--- Start of Records shown ---

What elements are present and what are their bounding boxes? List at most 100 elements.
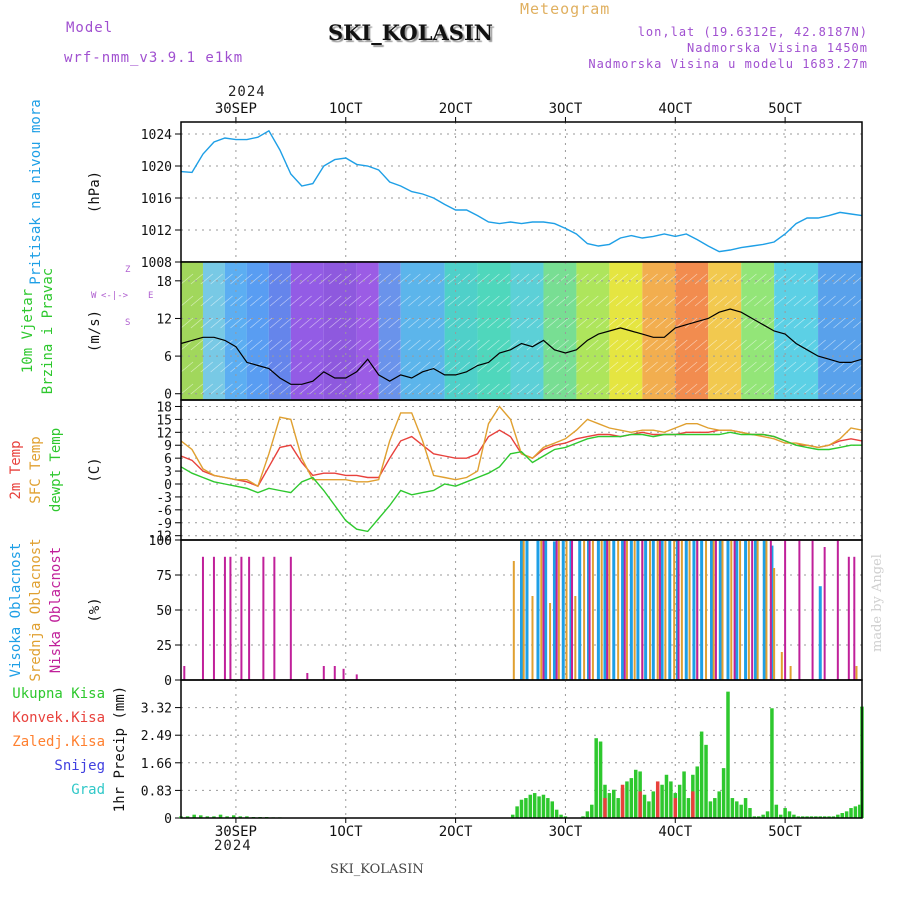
bar-visoka-oblacnost <box>718 540 722 680</box>
x-tick-label-top: 1OCT <box>329 101 363 117</box>
bar-srednja-oblacnost <box>633 540 636 680</box>
wind-barb <box>665 273 678 285</box>
wind-barb <box>289 273 302 285</box>
y-tick-label: 12 <box>156 426 172 441</box>
wind-barb <box>427 273 441 285</box>
bar-ukupna-kisa <box>185 816 190 818</box>
bar-visoka-oblacnost <box>520 540 523 680</box>
wind-barb <box>843 317 856 329</box>
wind-barb <box>240 295 253 307</box>
bar-visoka-oblacnost <box>578 540 582 680</box>
wind-barb <box>249 317 263 329</box>
bar-ukupna-kisa <box>827 816 831 818</box>
series-line-sfc-temp <box>180 405 863 488</box>
wind-barb <box>773 361 787 373</box>
bar-srednja-oblacnost <box>780 652 783 680</box>
bar-ukupna-kisa <box>765 811 770 818</box>
bar-ukupna-kisa <box>721 768 726 818</box>
bar-ukupna-kisa <box>532 793 537 818</box>
x-tick-label-bottom: 2OCT <box>439 824 473 840</box>
bar-srednja-oblacnost <box>789 666 792 680</box>
wind-barb <box>744 273 757 285</box>
y-tick-label: 18 <box>156 275 172 290</box>
bar-srednja-oblacnost <box>522 540 525 680</box>
wind-barb <box>299 339 312 351</box>
bar-ukupna-kisa <box>796 816 801 818</box>
wind-barb <box>764 361 777 373</box>
wind-barb <box>497 361 510 373</box>
wind-barb <box>823 361 836 373</box>
wind-barb <box>368 273 382 285</box>
wind-barb <box>615 339 629 351</box>
bar-ukupna-kisa <box>677 784 682 818</box>
wind-barb <box>289 383 302 395</box>
bar-srednja-oblacnost <box>557 540 560 680</box>
y-axis-label: (%) <box>87 597 103 622</box>
wind-barb <box>408 361 421 373</box>
wind-barb <box>398 295 411 307</box>
wind-barb <box>803 361 817 373</box>
bar-niska-oblacnost <box>571 540 574 680</box>
wind-barb <box>249 273 263 285</box>
series-line-pritisak-na-nivou-mora <box>180 129 863 253</box>
wind-barb <box>546 383 559 395</box>
bar-ukupna-kisa <box>831 816 836 818</box>
y-tick-label: 75 <box>156 569 172 584</box>
bar-visoka-oblacnost <box>621 540 625 680</box>
wind-barb <box>684 273 698 285</box>
wind-barb <box>595 339 609 351</box>
y-tick-label: 1024 <box>141 128 172 143</box>
bar-ukupna-kisa <box>559 814 563 818</box>
wind-barb <box>437 295 451 307</box>
wind-barb <box>487 273 500 285</box>
wind-barb <box>319 361 332 373</box>
wind-barb <box>180 295 194 307</box>
wind-barb <box>190 317 204 329</box>
wind-field-band <box>576 262 610 400</box>
bar-srednja-oblacnost <box>512 561 515 680</box>
wind-field-band <box>444 262 478 400</box>
wind-field-band <box>675 262 709 400</box>
wind-barb <box>329 339 342 351</box>
bar-niska-oblacnost <box>240 556 243 680</box>
wind-barb <box>319 317 332 329</box>
wind-field-band <box>774 262 819 400</box>
wind-barb <box>843 361 856 373</box>
wind-barb <box>358 317 372 329</box>
wind-barb <box>497 339 510 351</box>
bar-niska-oblacnost <box>289 556 292 680</box>
wind-barb <box>348 273 362 285</box>
bar-srednja-oblacnost <box>549 603 552 680</box>
wind-barb <box>595 361 609 373</box>
wind-barb <box>408 339 421 351</box>
wind-barb <box>714 317 728 329</box>
bar-niska-oblacnost <box>784 540 787 680</box>
bar-konvek-kisa <box>691 791 695 818</box>
wind-barb <box>724 317 737 329</box>
bar-niska-oblacnost <box>273 556 276 680</box>
wind-barb <box>635 273 648 285</box>
bar-ukupna-kisa <box>245 816 249 818</box>
bar-ukupna-kisa <box>218 814 223 818</box>
bar-ukupna-kisa <box>510 814 515 818</box>
wind-barb <box>279 273 293 285</box>
bar-visoka-oblacnost <box>544 540 548 680</box>
wind-barb <box>220 317 233 329</box>
bar-srednja-oblacnost <box>747 540 750 680</box>
wind-barb <box>655 383 668 395</box>
wind-barb <box>556 317 569 329</box>
bar-ukupna-kisa <box>519 799 524 818</box>
bar-visoka-oblacnost <box>552 541 556 680</box>
bar-srednja-oblacnost <box>688 540 691 680</box>
wind-barb <box>833 317 846 329</box>
bar-srednja-oblacnost <box>739 540 742 680</box>
wind-barb <box>487 295 500 307</box>
side-label: 10m Vjetar <box>20 289 36 373</box>
wind-barb <box>625 383 639 395</box>
wind-barb <box>704 383 718 395</box>
y-tick-label: 0 <box>164 812 172 827</box>
wind-barb <box>546 361 559 373</box>
x-tick-label-top: 30SEP <box>215 101 257 117</box>
wind-barb <box>566 273 579 285</box>
bar-ukupna-kisa <box>809 816 814 818</box>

--- End of Records shown ---

-- Set exercise --
Reproduce word for word the lines of the material that start at the line containing "bar-visoka-oblacnost <box>718 540" and run through the line containing "wind-barb <box>368 273 382 285</box>", including both of those lines.

-- Task solution --
bar-visoka-oblacnost <box>718 540 722 680</box>
x-tick-label-top: 1OCT <box>329 101 363 117</box>
bar-srednja-oblacnost <box>633 540 636 680</box>
wind-barb <box>665 273 678 285</box>
wind-barb <box>289 273 302 285</box>
y-tick-label: 12 <box>156 426 172 441</box>
wind-barb <box>427 273 441 285</box>
bar-ukupna-kisa <box>185 816 190 818</box>
bar-visoka-oblacnost <box>520 540 523 680</box>
wind-barb <box>843 317 856 329</box>
wind-barb <box>240 295 253 307</box>
bar-visoka-oblacnost <box>578 540 582 680</box>
wind-barb <box>249 317 263 329</box>
bar-ukupna-kisa <box>827 816 831 818</box>
series-line-sfc-temp <box>180 405 863 488</box>
wind-barb <box>773 361 787 373</box>
bar-srednja-oblacnost <box>780 652 783 680</box>
bar-ukupna-kisa <box>765 811 770 818</box>
bar-ukupna-kisa <box>721 768 726 818</box>
bar-ukupna-kisa <box>532 793 537 818</box>
x-tick-label-bottom: 2OCT <box>439 824 473 840</box>
bar-srednja-oblacnost <box>789 666 792 680</box>
wind-barb <box>744 273 757 285</box>
y-tick-label: 18 <box>156 275 172 290</box>
bar-srednja-oblacnost <box>522 540 525 680</box>
wind-barb <box>299 339 312 351</box>
bar-ukupna-kisa <box>796 816 801 818</box>
wind-barb <box>764 361 777 373</box>
wind-barb <box>497 361 510 373</box>
wind-barb <box>823 361 836 373</box>
wind-barb <box>368 273 382 285</box>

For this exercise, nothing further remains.